▸ Given instruction: It is required that all of the data be written out exactly.

[Stored data entries]
★ ★ ★ ★ ★ ★ ★

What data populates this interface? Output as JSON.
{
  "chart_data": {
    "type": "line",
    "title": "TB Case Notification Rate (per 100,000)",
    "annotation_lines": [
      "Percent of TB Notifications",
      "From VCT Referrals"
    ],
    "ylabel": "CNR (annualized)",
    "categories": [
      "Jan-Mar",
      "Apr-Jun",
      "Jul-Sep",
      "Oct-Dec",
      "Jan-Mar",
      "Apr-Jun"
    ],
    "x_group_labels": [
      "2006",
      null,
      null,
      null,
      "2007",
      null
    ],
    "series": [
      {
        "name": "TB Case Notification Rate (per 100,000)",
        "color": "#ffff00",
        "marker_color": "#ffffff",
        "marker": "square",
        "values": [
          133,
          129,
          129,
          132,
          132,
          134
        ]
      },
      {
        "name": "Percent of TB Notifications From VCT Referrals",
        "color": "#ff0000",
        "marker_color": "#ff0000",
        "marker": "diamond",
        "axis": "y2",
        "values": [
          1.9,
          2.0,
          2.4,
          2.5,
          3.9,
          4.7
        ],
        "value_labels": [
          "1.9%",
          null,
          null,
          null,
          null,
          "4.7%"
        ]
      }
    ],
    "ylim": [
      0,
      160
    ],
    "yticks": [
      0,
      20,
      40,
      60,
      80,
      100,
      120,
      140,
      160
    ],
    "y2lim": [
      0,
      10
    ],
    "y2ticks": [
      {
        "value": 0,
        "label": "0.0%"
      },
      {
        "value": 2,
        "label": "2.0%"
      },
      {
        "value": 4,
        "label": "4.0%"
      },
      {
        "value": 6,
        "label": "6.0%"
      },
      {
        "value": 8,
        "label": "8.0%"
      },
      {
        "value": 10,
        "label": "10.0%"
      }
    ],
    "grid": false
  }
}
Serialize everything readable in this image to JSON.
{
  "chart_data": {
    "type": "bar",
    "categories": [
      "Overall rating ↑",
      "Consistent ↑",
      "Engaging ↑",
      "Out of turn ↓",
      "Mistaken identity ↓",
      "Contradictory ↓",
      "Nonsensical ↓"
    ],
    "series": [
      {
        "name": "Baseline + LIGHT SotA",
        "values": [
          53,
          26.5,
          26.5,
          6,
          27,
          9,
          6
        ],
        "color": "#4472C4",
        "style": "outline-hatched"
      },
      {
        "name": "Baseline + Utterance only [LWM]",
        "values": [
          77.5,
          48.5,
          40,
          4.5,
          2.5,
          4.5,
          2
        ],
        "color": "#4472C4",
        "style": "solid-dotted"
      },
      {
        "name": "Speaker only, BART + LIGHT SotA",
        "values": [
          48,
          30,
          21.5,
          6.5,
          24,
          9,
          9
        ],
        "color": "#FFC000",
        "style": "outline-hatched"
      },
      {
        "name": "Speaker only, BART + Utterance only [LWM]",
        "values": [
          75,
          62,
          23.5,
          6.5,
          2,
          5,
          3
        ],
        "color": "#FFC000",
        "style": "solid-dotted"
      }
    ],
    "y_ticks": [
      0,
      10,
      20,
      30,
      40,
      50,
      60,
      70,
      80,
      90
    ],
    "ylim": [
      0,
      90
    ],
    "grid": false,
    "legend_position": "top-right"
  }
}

★ ★ ★ ★ ★ ★ ★

▸ Solved problem:
What data populates this interface? Output as JSON.
{
  "chart_data": {
    "type": "line",
    "title": "TB Case Notification Rate (per 100,000)",
    "annotation_lines": [
      "Percent of TB Notifications",
      "From VCT Referrals"
    ],
    "ylabel": "CNR (annualized)",
    "categories": [
      "Jan-Mar",
      "Apr-Jun",
      "Jul-Sep",
      "Oct-Dec",
      "Jan-Mar",
      "Apr-Jun"
    ],
    "x_group_labels": [
      "2006",
      null,
      null,
      null,
      "2007",
      null
    ],
    "series": [
      {
        "name": "TB Case Notification Rate (per 100,000)",
        "color": "#ffff00",
        "marker_color": "#ffffff",
        "marker": "square",
        "values": [
          133,
          129,
          129,
          132,
          132,
          134
        ]
      },
      {
        "name": "Percent of TB Notifications From VCT Referrals",
        "color": "#ff0000",
        "marker_color": "#ff0000",
        "marker": "diamond",
        "axis": "y2",
        "values": [
          1.9,
          2.0,
          2.4,
          2.5,
          3.9,
          4.7
        ],
        "value_labels": [
          "1.9%",
          null,
          null,
          null,
          null,
          "4.7%"
        ]
      }
    ],
    "ylim": [
      0,
      160
    ],
    "yticks": [
      0,
      20,
      40,
      60,
      80,
      100,
      120,
      140,
      160
    ],
    "y2lim": [
      0,
      10
    ],
    "y2ticks": [
      {
        "value": 0,
        "label": "0.0%"
      },
      {
        "value": 2,
        "label": "2.0%"
      },
      {
        "value": 4,
        "label": "4.0%"
      },
      {
        "value": 6,
        "label": "6.0%"
      },
      {
        "value": 8,
        "label": "8.0%"
      },
      {
        "value": 10,
        "label": "10.0%"
      }
    ],
    "grid": false
  }
}
Serialize everything readable in this image to JSON.
{
  "chart_data": {
    "type": "bar",
    "categories": [
      "Overall rating ↑",
      "Consistent ↑",
      "Engaging ↑",
      "Out of turn ↓",
      "Mistaken identity ↓",
      "Contradictory ↓",
      "Nonsensical ↓"
    ],
    "series": [
      {
        "name": "Baseline + LIGHT SotA",
        "values": [
          53,
          26.5,
          26.5,
          6,
          27,
          9,
          6
        ],
        "color": "#4472C4",
        "style": "outline-hatched"
      },
      {
        "name": "Baseline + Utterance only [LWM]",
        "values": [
          77.5,
          48.5,
          40,
          4.5,
          2.5,
          4.5,
          2
        ],
        "color": "#4472C4",
        "style": "solid-dotted"
      },
      {
        "name": "Speaker only, BART + LIGHT SotA",
        "values": [
          48,
          30,
          21.5,
          6.5,
          24,
          9,
          9
        ],
        "color": "#FFC000",
        "style": "outline-hatched"
      },
      {
        "name": "Speaker only, BART + Utterance only [LWM]",
        "values": [
          75,
          62,
          23.5,
          6.5,
          2,
          5,
          3
        ],
        "color": "#FFC000",
        "style": "solid-dotted"
      }
    ],
    "y_ticks": [
      0,
      10,
      20,
      30,
      40,
      50,
      60,
      70,
      80,
      90
    ],
    "ylim": [
      0,
      90
    ],
    "grid": false,
    "legend_position": "top-right"
  }
}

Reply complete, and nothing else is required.